─── Provided data ───

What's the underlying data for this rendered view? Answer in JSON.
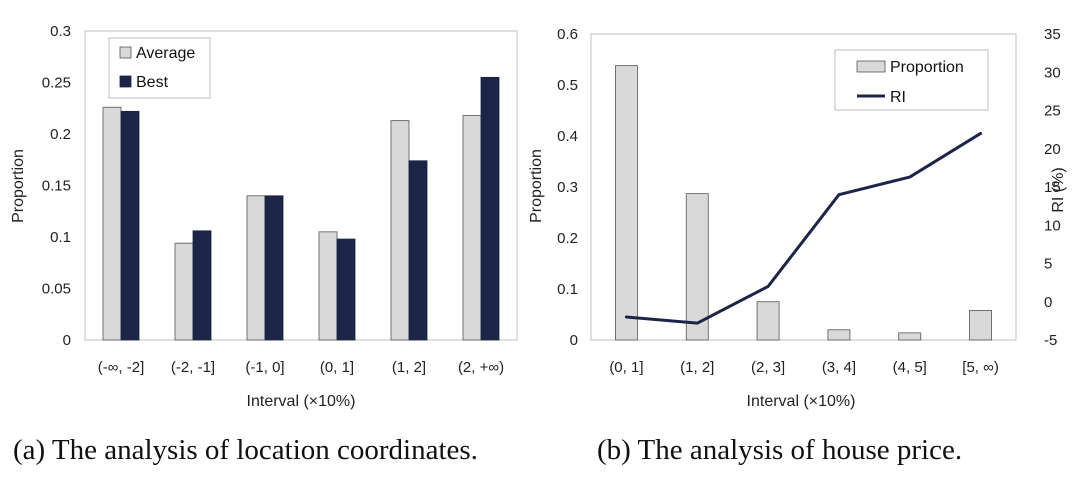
{
  "chart_data": [
    {
      "type": "bar",
      "caption": "(a)  The analysis of location coordinates.",
      "xlabel": "Interval (×10%)",
      "ylabel": "Proportion",
      "categories": [
        "(-∞, -2]",
        "(-2, -1]",
        "(-1, 0]",
        "(0, 1]",
        "(1, 2]",
        "(2, +∞)"
      ],
      "ylim": [
        0,
        0.3
      ],
      "yticks": [
        "0",
        "0.05",
        "0.1",
        "0.15",
        "0.2",
        "0.25",
        "0.3"
      ],
      "legend_position": "top-left",
      "grid": false,
      "series": [
        {
          "name": "Average",
          "color": "#d9d9d9",
          "values": [
            0.226,
            0.094,
            0.14,
            0.105,
            0.213,
            0.218
          ]
        },
        {
          "name": "Best",
          "color": "#1c2447",
          "values": [
            0.222,
            0.106,
            0.14,
            0.098,
            0.174,
            0.255
          ]
        }
      ]
    },
    {
      "type": "bar+line",
      "caption": "(b)  The analysis of house price.",
      "xlabel": "Interval (×10%)",
      "ylabel": "Proportion",
      "y2label": "RI (%)",
      "categories": [
        "(0, 1]",
        "(1, 2]",
        "(2, 3]",
        "(3, 4]",
        "(4, 5]",
        "[5, ∞)"
      ],
      "ylim": [
        0,
        0.6
      ],
      "yticks": [
        "0",
        "0.1",
        "0.2",
        "0.3",
        "0.4",
        "0.5",
        "0.6"
      ],
      "y2lim": [
        -5,
        35
      ],
      "y2ticks": [
        "-5",
        "0",
        "5",
        "10",
        "15",
        "20",
        "25",
        "30",
        "35"
      ],
      "legend_position": "top-right",
      "grid": false,
      "series": [
        {
          "name": "Proportion",
          "kind": "bar",
          "color": "#d9d9d9",
          "values": [
            0.538,
            0.287,
            0.075,
            0.02,
            0.014,
            0.058
          ]
        },
        {
          "name": "RI",
          "kind": "line",
          "axis": "right",
          "color": "#1c2447",
          "values": [
            -2.0,
            -2.8,
            2.0,
            14.0,
            16.3,
            22.0
          ]
        }
      ]
    }
  ]
}
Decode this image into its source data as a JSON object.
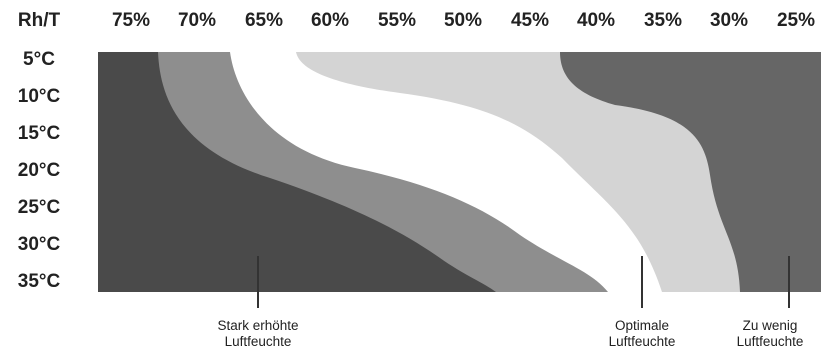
{
  "header": {
    "corner_label": "Rh/T",
    "humidity_columns": [
      "75%",
      "70%",
      "65%",
      "60%",
      "55%",
      "50%",
      "45%",
      "40%",
      "35%",
      "30%",
      "25%"
    ]
  },
  "temperature_rows": [
    "5°C",
    "10°C",
    "15°C",
    "20°C",
    "25°C",
    "30°C",
    "35°C"
  ],
  "legend": [
    {
      "line1": "Stark erhöhte",
      "line2": "Luftfeuchte",
      "color": "#4a4a4a"
    },
    {
      "line1": "Optimale",
      "line2": "Luftfeuchte",
      "color": "#ffffff"
    },
    {
      "line1": "Zu wenig",
      "line2": "Luftfeuchte",
      "color": "#666666"
    }
  ],
  "zone_colors": {
    "very_high": "#4a4a4a",
    "high": "#8e8e8e",
    "optimal": "#ffffff",
    "slightly_low": "#d4d4d4",
    "too_low": "#666666"
  }
}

───

• Short problem:
Your job is to transcribe the entries above exactly; skip the pictures.

• Task answer:
What's the underlying data for this rendered view? Answer in JSON.
{
  "chart_data": [
    {
      "type": "bar",
      "caption": "(a)  The analysis of location coordinates.",
      "xlabel": "Interval (×10%)",
      "ylabel": "Proportion",
      "categories": [
        "(-∞, -2]",
        "(-2, -1]",
        "(-1, 0]",
        "(0, 1]",
        "(1, 2]",
        "(2, +∞)"
      ],
      "ylim": [
        0,
        0.3
      ],
      "yticks": [
        "0",
        "0.05",
        "0.1",
        "0.15",
        "0.2",
        "0.25",
        "0.3"
      ],
      "legend_position": "top-left",
      "grid": false,
      "series": [
        {
          "name": "Average",
          "color": "#d9d9d9",
          "values": [
            0.226,
            0.094,
            0.14,
            0.105,
            0.213,
            0.218
          ]
        },
        {
          "name": "Best",
          "color": "#1c2447",
          "values": [
            0.222,
            0.106,
            0.14,
            0.098,
            0.174,
            0.255
          ]
        }
      ]
    },
    {
      "type": "bar+line",
      "caption": "(b)  The analysis of house price.",
      "xlabel": "Interval (×10%)",
      "ylabel": "Proportion",
      "y2label": "RI (%)",
      "categories": [
        "(0, 1]",
        "(1, 2]",
        "(2, 3]",
        "(3, 4]",
        "(4, 5]",
        "[5, ∞)"
      ],
      "ylim": [
        0,
        0.6
      ],
      "yticks": [
        "0",
        "0.1",
        "0.2",
        "0.3",
        "0.4",
        "0.5",
        "0.6"
      ],
      "y2lim": [
        -5,
        35
      ],
      "y2ticks": [
        "-5",
        "0",
        "5",
        "10",
        "15",
        "20",
        "25",
        "30",
        "35"
      ],
      "legend_position": "top-right",
      "grid": false,
      "series": [
        {
          "name": "Proportion",
          "kind": "bar",
          "color": "#d9d9d9",
          "values": [
            0.538,
            0.287,
            0.075,
            0.02,
            0.014,
            0.058
          ]
        },
        {
          "name": "RI",
          "kind": "line",
          "axis": "right",
          "color": "#1c2447",
          "values": [
            -2.0,
            -2.8,
            2.0,
            14.0,
            16.3,
            22.0
          ]
        }
      ]
    }
  ]
}
Decode this image into its source data as a JSON object.
{
  "header": {
    "corner_label": "Rh/T",
    "humidity_columns": [
      "75%",
      "70%",
      "65%",
      "60%",
      "55%",
      "50%",
      "45%",
      "40%",
      "35%",
      "30%",
      "25%"
    ]
  },
  "temperature_rows": [
    "5°C",
    "10°C",
    "15°C",
    "20°C",
    "25°C",
    "30°C",
    "35°C"
  ],
  "legend": [
    {
      "line1": "Stark erhöhte",
      "line2": "Luftfeuchte",
      "color": "#4a4a4a"
    },
    {
      "line1": "Optimale",
      "line2": "Luftfeuchte",
      "color": "#ffffff"
    },
    {
      "line1": "Zu wenig",
      "line2": "Luftfeuchte",
      "color": "#666666"
    }
  ],
  "zone_colors": {
    "very_high": "#4a4a4a",
    "high": "#8e8e8e",
    "optimal": "#ffffff",
    "slightly_low": "#d4d4d4",
    "too_low": "#666666"
  }
}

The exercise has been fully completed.